§ **Saved entries**:
__________
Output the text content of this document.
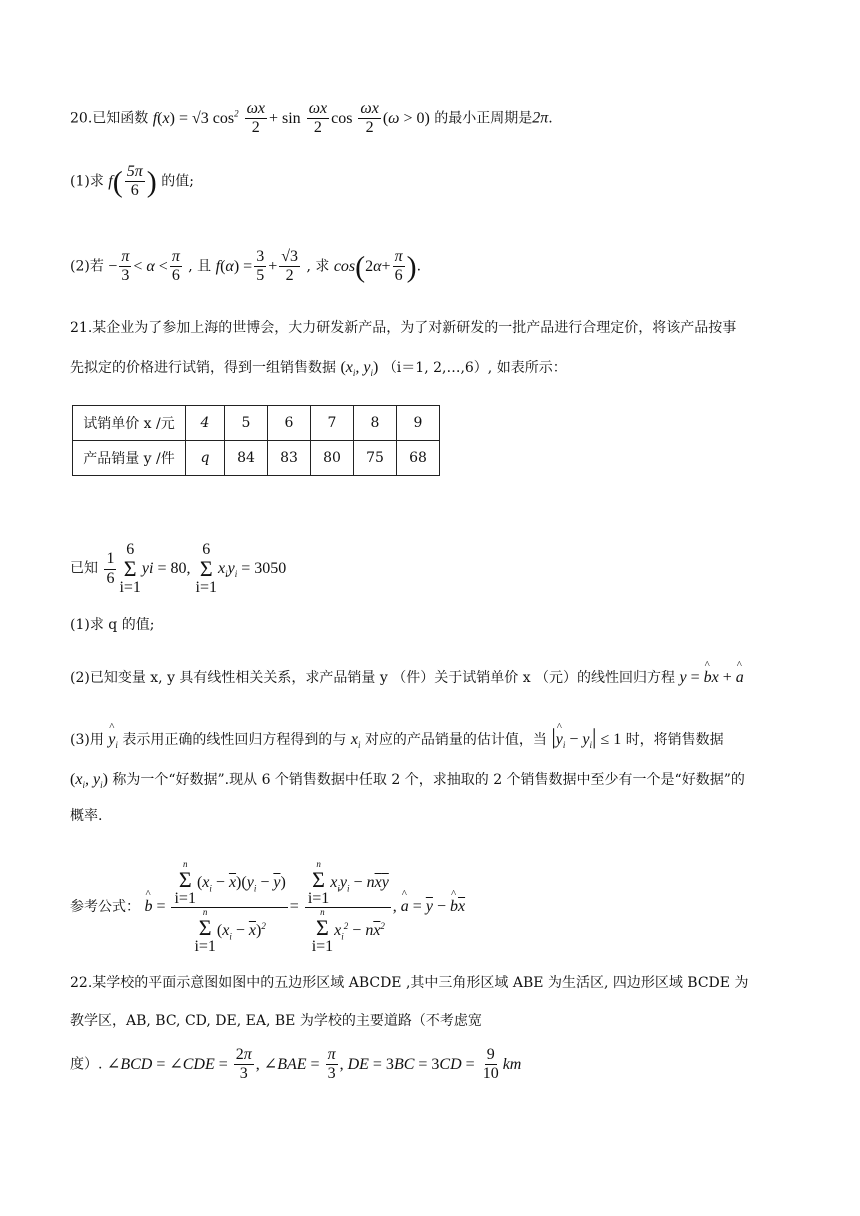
20.已知函数 f(x) = √3 $\cos^2 \frac{\omega x}{2} + \sin \frac{\omega x}{2}$ $\cos \frac{\omega x}{2} (\omega > 0)$ 的最小正周期是2π.
(1)求 $f( \frac{5\pi}{6}$ ) 的值;
(2)若 − $\frac{\pi}{3} < \alpha < \frac{\pi}{6}$ , 且 $f(\alpha) = \frac{3}{5} + \frac{√3}{2}$ , 求 $\cos(2\alpha+ \frac{\pi}{6}$ ).
21.某企业为了参加上海的世博会，大力研发新产品，为了对新研发的一批产品进行合理定价，将该产品按事
先拟定的价格进行试销，得到一组销售数据 ($x_i$, $y_i$) （i＝1, 2,…,6）, 如表所示：
试销单价 x /元	4	5	6	7	8	9
产品销量 y /件	q	84	83	80	75	68
已知 $\frac{1}{6}$
6
Σ
i=1
yi = 80,
6
Σ
i=1
$x_iy_i = 3050$
(1)求 q 的值;
(2)已知变量 x, y 具有线性相关关系，求产品销量 y （件）关于试销单价 x （元）的线性回归方程 y = ^ bx + ^ a
(3)用 ^ $y_i$ 表示用正确的线性回归方程得到的与 $x_i$ 对应的产品销量的估计值，当 |^ $y_i - y_i| \le 1$ 时，将销售数据
($x_i$, $y_i$) 称为一个“好数据”.现从 6 个销售数据中任取 2 个，求抽取的 2 个销售数据中至少有一个是“好数据”的
概率.
参考公式： ^ b = n
Σ
i=1
$(x_i - \overline{x})(y_i - \overline{y})$
n
Σ
i=1
$(x_i - \overline{x})^2 = n$
Σ
i=1
$x_iy_i - n\overline{x}\overline{y}$
n
Σ
i=1
$x_i^2 - n\overline{x}^2$ , ^ $a = \overline{y}$ − ^ $b\overline{x}$
22.某学校的平面示意图如图中的五边形区域 ABCDE ,其中三角形区域 ABE 为生活区, 四边形区域 BCDE 为
教学区，AB, BC, CD, DE, EA, BE 为学校的主要道路（不考虑宽
度）. ∠BCD = ∠CDE = $\frac{2\pi}{3}$ , ∠BAE = $\frac{\pi}{3}$ , DE = $3BC = 3CD = \frac{9}{10}$ km
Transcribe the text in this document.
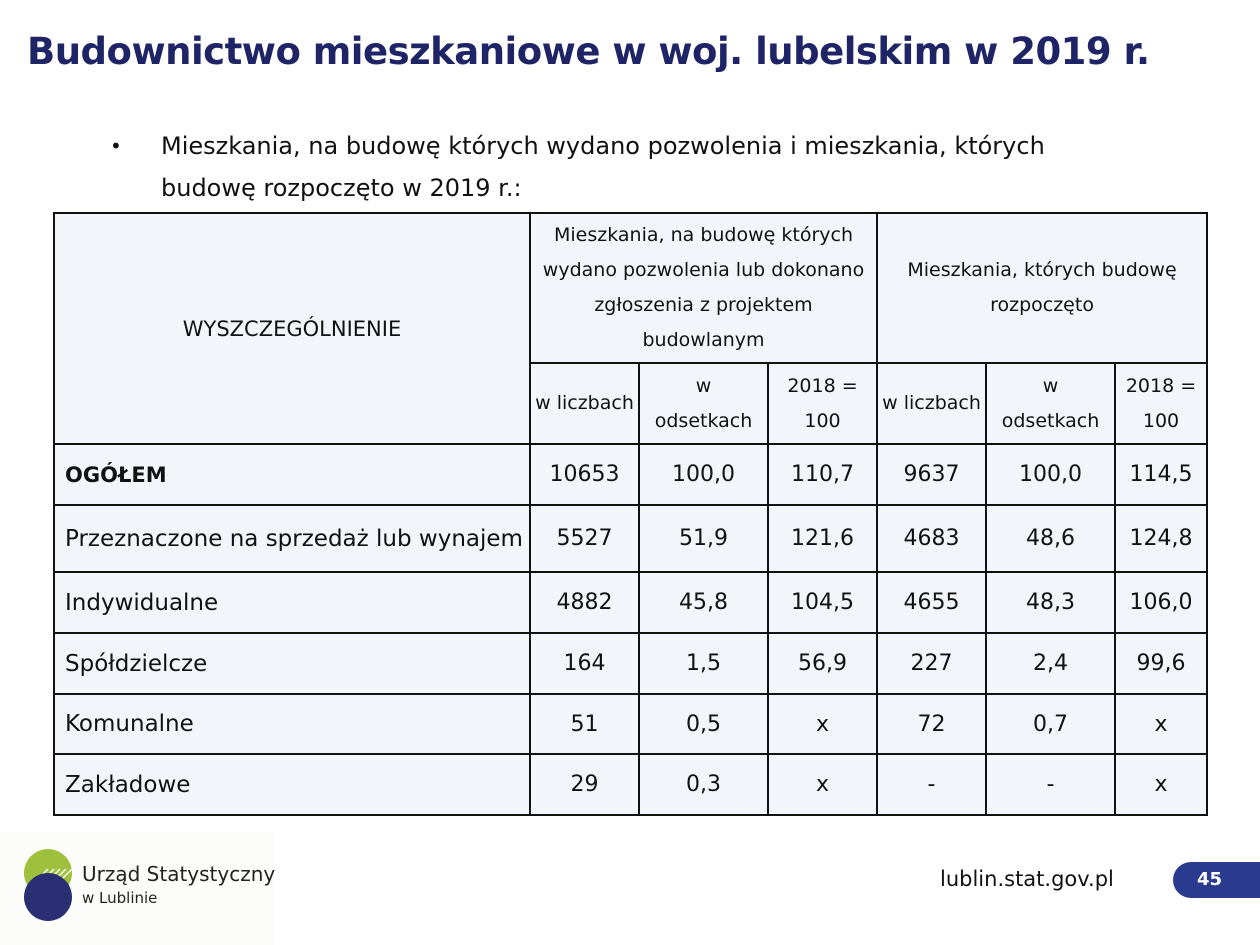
Budownictwo mieszkaniowe w woj. lubelskim w 2019 r.
• Mieszkania, na budowę których wydano pozwolenia i mieszkania, których budowę rozpoczęto w 2019 r.:
WYSZCZEGÓLNIENIE	Mieszkania, na budowę których wydano pozwolenia lub dokonano zgłoszenia z projektem budowlanym			Mieszkania, których budowę rozpoczęto		
	w liczbach	w odsetkach	2018 = 100	w liczbach	w odsetkach	2018 = 100
OGÓŁEM	10653	100,0	110,7	9637	100,0	114,5
Przeznaczone na sprzedaż lub wynajem	5527	51,9	121,6	4683	48,6	124,8
Indywidualne	4882	45,8	104,5	4655	48,3	106,0
Spółdzielcze	164	1,5	56,9	227	2,4	99,6
Komunalne	51	0,5	x	72	0,7	x
Zakładowe	29	0,3	x	-	-	x
Urząd Statystyczny
w Lublinie
lublin.stat.gov.pl	45
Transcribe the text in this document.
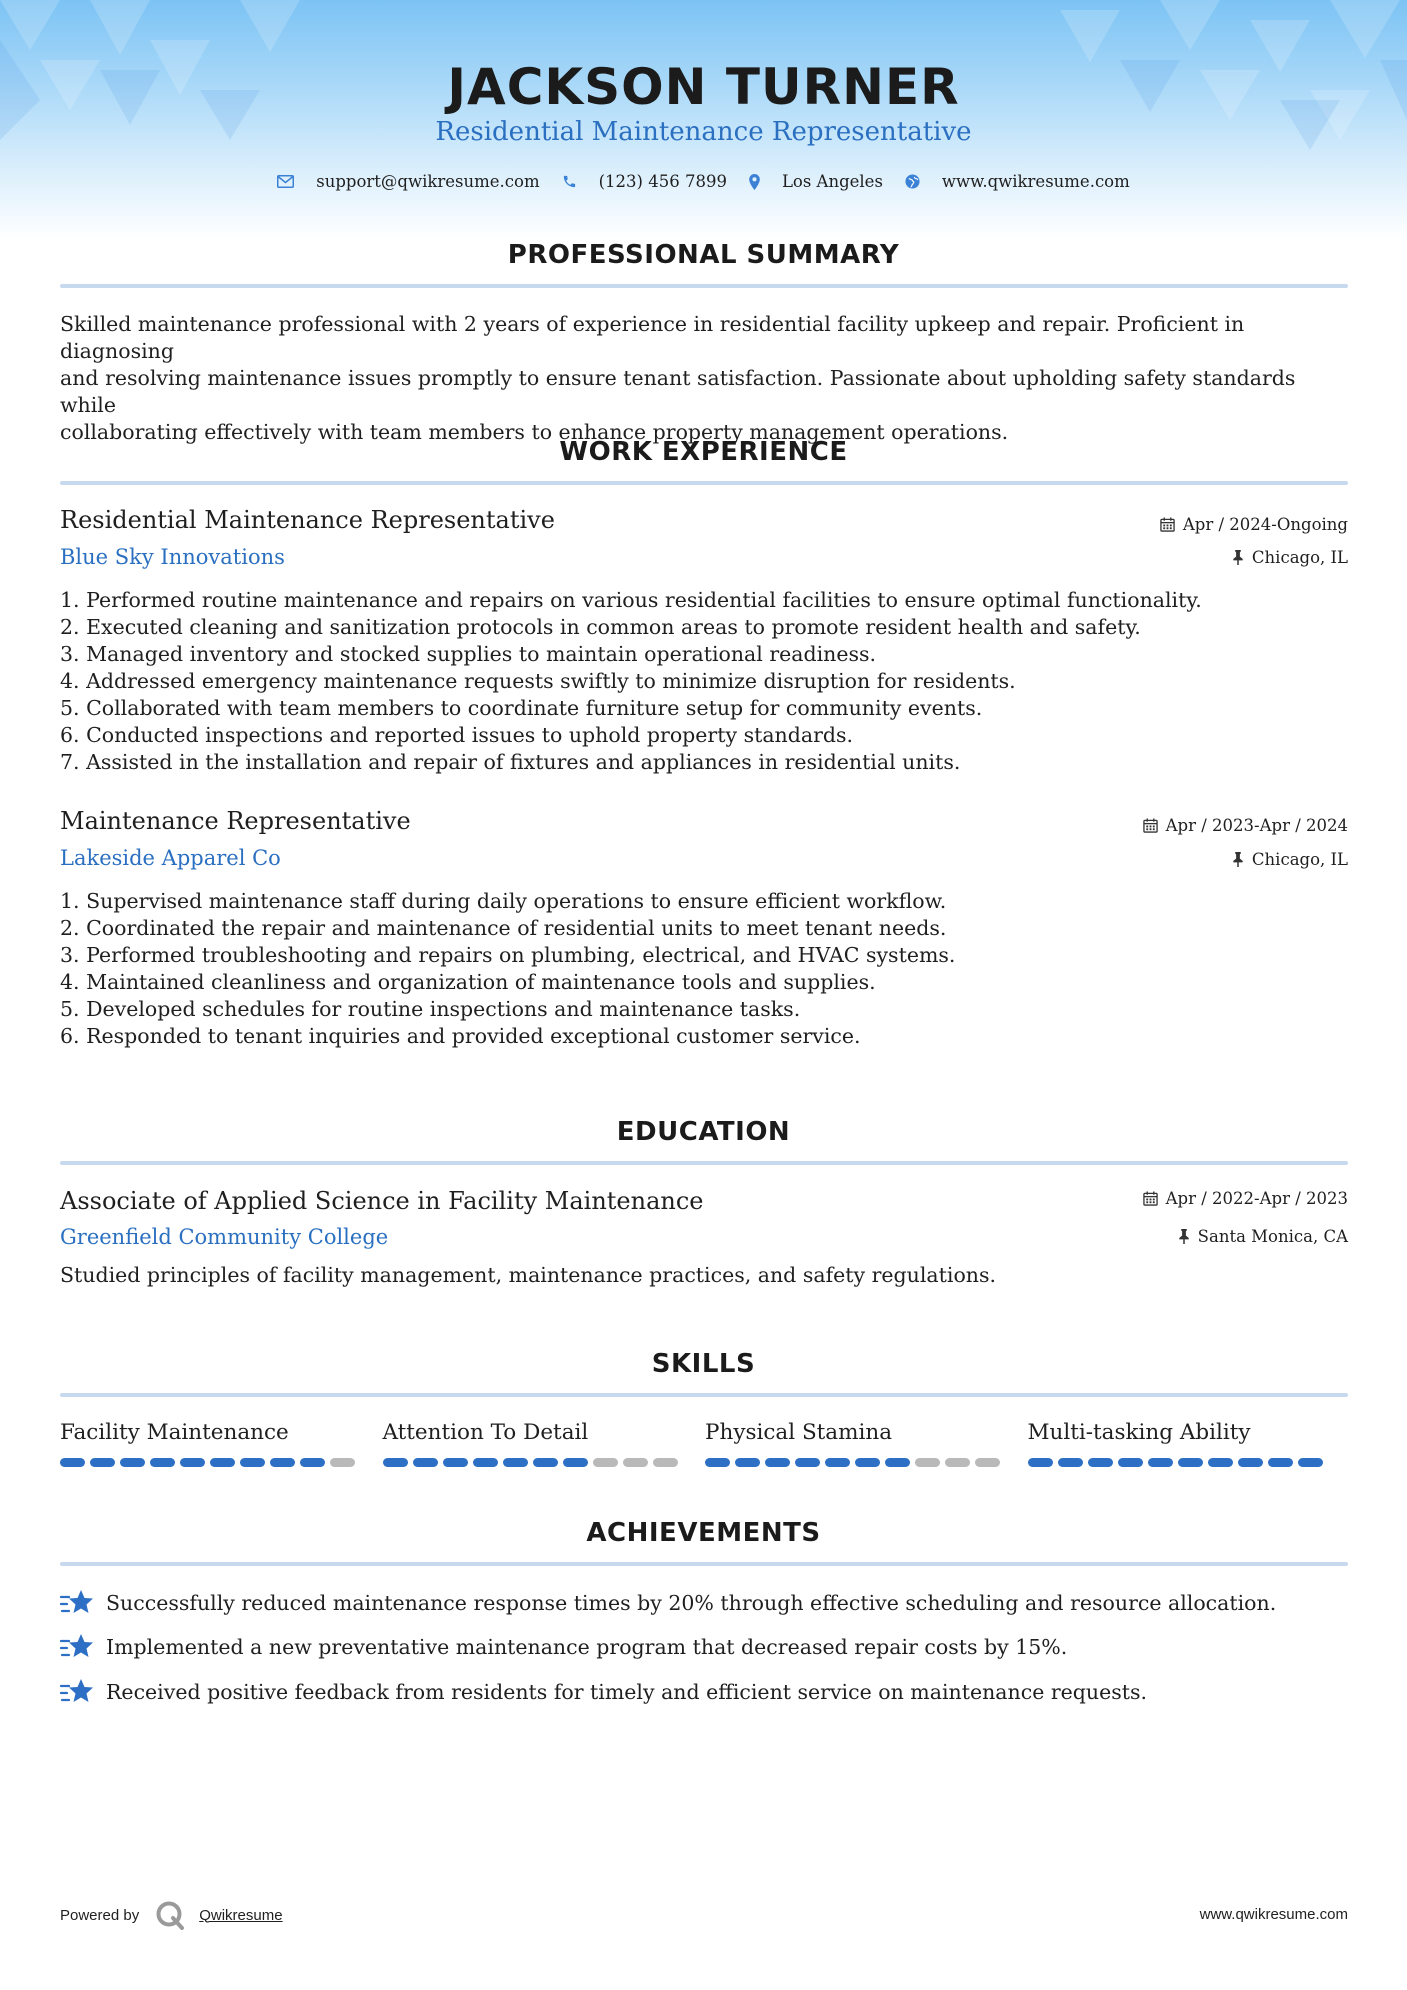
JACKSON TURNER
Residential Maintenance Representative
support@qwikresume.com	(123) 456 7899	Los Angeles	www.qwikresume.com
PROFESSIONAL SUMMARY
Skilled maintenance professional with 2 years of experience in residential facility upkeep and repair. Proficient in diagnosing
and resolving maintenance issues promptly to ensure tenant satisfaction. Passionate about upholding safety standards while
collaborating effectively with team members to enhance property management operations.
WORK EXPERIENCE
Residential Maintenance Representative	Apr / 2024-Ongoing
Blue Sky Innovations	Chicago, IL
1. Performed routine maintenance and repairs on various residential facilities to ensure optimal functionality.
2. Executed cleaning and sanitization protocols in common areas to promote resident health and safety.
3. Managed inventory and stocked supplies to maintain operational readiness.
4. Addressed emergency maintenance requests swiftly to minimize disruption for residents.
5. Collaborated with team members to coordinate furniture setup for community events.
6. Conducted inspections and reported issues to uphold property standards.
7. Assisted in the installation and repair of fixtures and appliances in residential units.
Maintenance Representative	Apr / 2023-Apr / 2024
Lakeside Apparel Co	Chicago, IL
1. Supervised maintenance staff during daily operations to ensure efficient workflow.
2. Coordinated the repair and maintenance of residential units to meet tenant needs.
3. Performed troubleshooting and repairs on plumbing, electrical, and HVAC systems.
4. Maintained cleanliness and organization of maintenance tools and supplies.
5. Developed schedules for routine inspections and maintenance tasks.
6. Responded to tenant inquiries and provided exceptional customer service.
EDUCATION
Associate of Applied Science in Facility Maintenance	Apr / 2022-Apr / 2023
Greenfield Community College	Santa Monica, CA
Studied principles of facility management, maintenance practices, and safety regulations.
SKILLS
Facility Maintenance	Attention To Detail	Physical Stamina	Multi-tasking Ability
ACHIEVEMENTS
Successfully reduced maintenance response times by 20% through effective scheduling and resource allocation.
Implemented a new preventative maintenance program that decreased repair costs by 15%.
Received positive feedback from residents for timely and efficient service on maintenance requests.
Powered by	Qwikresume	www.qwikresume.com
__________
§ **SHORT PROBLEM**:
Reproduce the material in full, word for word, and omit the pictures.

§ **EXERCISE SOLUTION**:
Output the text content of this document.
20.已知函数 f(x) = √3 $\cos^2 \frac{\omega x}{2} + \sin \frac{\omega x}{2}$ $\cos \frac{\omega x}{2} (\omega > 0)$ 的最小正周期是2π.
(1)求 $f( \frac{5\pi}{6}$ ) 的值;
(2)若 − $\frac{\pi}{3} < \alpha < \frac{\pi}{6}$ , 且 $f(\alpha) = \frac{3}{5} + \frac{√3}{2}$ , 求 $\cos(2\alpha+ \frac{\pi}{6}$ ).
21.某企业为了参加上海的世博会，大力研发新产品，为了对新研发的一批产品进行合理定价，将该产品按事
先拟定的价格进行试销，得到一组销售数据 ($x_i$, $y_i$) （i＝1, 2,…,6）, 如表所示：
试销单价 x /元	4	5	6	7	8	9
产品销量 y /件	q	84	83	80	75	68
已知 $\frac{1}{6}$
6
Σ
i=1
yi = 80,
6
Σ
i=1
$x_iy_i = 3050$
(1)求 q 的值;
(2)已知变量 x, y 具有线性相关关系，求产品销量 y （件）关于试销单价 x （元）的线性回归方程 y = ^ bx + ^ a
(3)用 ^ $y_i$ 表示用正确的线性回归方程得到的与 $x_i$ 对应的产品销量的估计值，当 |^ $y_i - y_i| \le 1$ 时，将销售数据
($x_i$, $y_i$) 称为一个“好数据”.现从 6 个销售数据中任取 2 个，求抽取的 2 个销售数据中至少有一个是“好数据”的
概率.
参考公式： ^ b = n
Σ
i=1
$(x_i - \overline{x})(y_i - \overline{y})$
n
Σ
i=1
$(x_i - \overline{x})^2 = n$
Σ
i=1
$x_iy_i - n\overline{x}\overline{y}$
n
Σ
i=1
$x_i^2 - n\overline{x}^2$ , ^ $a = \overline{y}$ − ^ $b\overline{x}$
22.某学校的平面示意图如图中的五边形区域 ABCDE ,其中三角形区域 ABE 为生活区, 四边形区域 BCDE 为
教学区，AB, BC, CD, DE, EA, BE 为学校的主要道路（不考虑宽
度）. ∠BCD = ∠CDE = $\frac{2\pi}{3}$ , ∠BAE = $\frac{\pi}{3}$ , DE = $3BC = 3CD = \frac{9}{10}$ km
Transcribe the text in this document.
Budownictwo mieszkaniowe w woj. lubelskim w 2019 r.
• Mieszkania, na budowę których wydano pozwolenia i mieszkania, których budowę rozpoczęto w 2019 r.:
WYSZCZEGÓLNIENIE	Mieszkania, na budowę których wydano pozwolenia lub dokonano zgłoszenia z projektem budowlanym			Mieszkania, których budowę rozpoczęto		
	w liczbach	w odsetkach	2018 = 100	w liczbach	w odsetkach	2018 = 100
OGÓŁEM	10653	100,0	110,7	9637	100,0	114,5
Przeznaczone na sprzedaż lub wynajem	5527	51,9	121,6	4683	48,6	124,8
Indywidualne	4882	45,8	104,5	4655	48,3	106,0
Spółdzielcze	164	1,5	56,9	227	2,4	99,6
Komunalne	51	0,5	x	72	0,7	x
Zakładowe	29	0,3	x	-	-	x
Urząd Statystyczny
w Lublinie
lublin.stat.gov.pl	45
Transcribe the text in this document.
JACKSON TURNER
Residential Maintenance Representative
support@qwikresume.com	(123) 456 7899	Los Angeles	www.qwikresume.com
PROFESSIONAL SUMMARY
Skilled maintenance professional with 2 years of experience in residential facility upkeep and repair. Proficient in diagnosing
and resolving maintenance issues promptly to ensure tenant satisfaction. Passionate about upholding safety standards while
collaborating effectively with team members to enhance property management operations.
WORK EXPERIENCE
Residential Maintenance Representative	Apr / 2024-Ongoing
Blue Sky Innovations	Chicago, IL
1. Performed routine maintenance and repairs on various residential facilities to ensure optimal functionality.
2. Executed cleaning and sanitization protocols in common areas to promote resident health and safety.
3. Managed inventory and stocked supplies to maintain operational readiness.
4. Addressed emergency maintenance requests swiftly to minimize disruption for residents.
5. Collaborated with team members to coordinate furniture setup for community events.
6. Conducted inspections and reported issues to uphold property standards.
7. Assisted in the installation and repair of fixtures and appliances in residential units.
Maintenance Representative	Apr / 2023-Apr / 2024
Lakeside Apparel Co	Chicago, IL
1. Supervised maintenance staff during daily operations to ensure efficient workflow.
2. Coordinated the repair and maintenance of residential units to meet tenant needs.
3. Performed troubleshooting and repairs on plumbing, electrical, and HVAC systems.
4. Maintained cleanliness and organization of maintenance tools and supplies.
5. Developed schedules for routine inspections and maintenance tasks.
6. Responded to tenant inquiries and provided exceptional customer service.
EDUCATION
Associate of Applied Science in Facility Maintenance	Apr / 2022-Apr / 2023
Greenfield Community College	Santa Monica, CA
Studied principles of facility management, maintenance practices, and safety regulations.
SKILLS
Facility Maintenance	Attention To Detail	Physical Stamina	Multi-tasking Ability
ACHIEVEMENTS
Successfully reduced maintenance response times by 20% through effective scheduling and resource allocation.
Implemented a new preventative maintenance program that decreased repair costs by 15%.
Received positive feedback from residents for timely and efficient service on maintenance requests.
Powered by	Qwikresume	www.qwikresume.com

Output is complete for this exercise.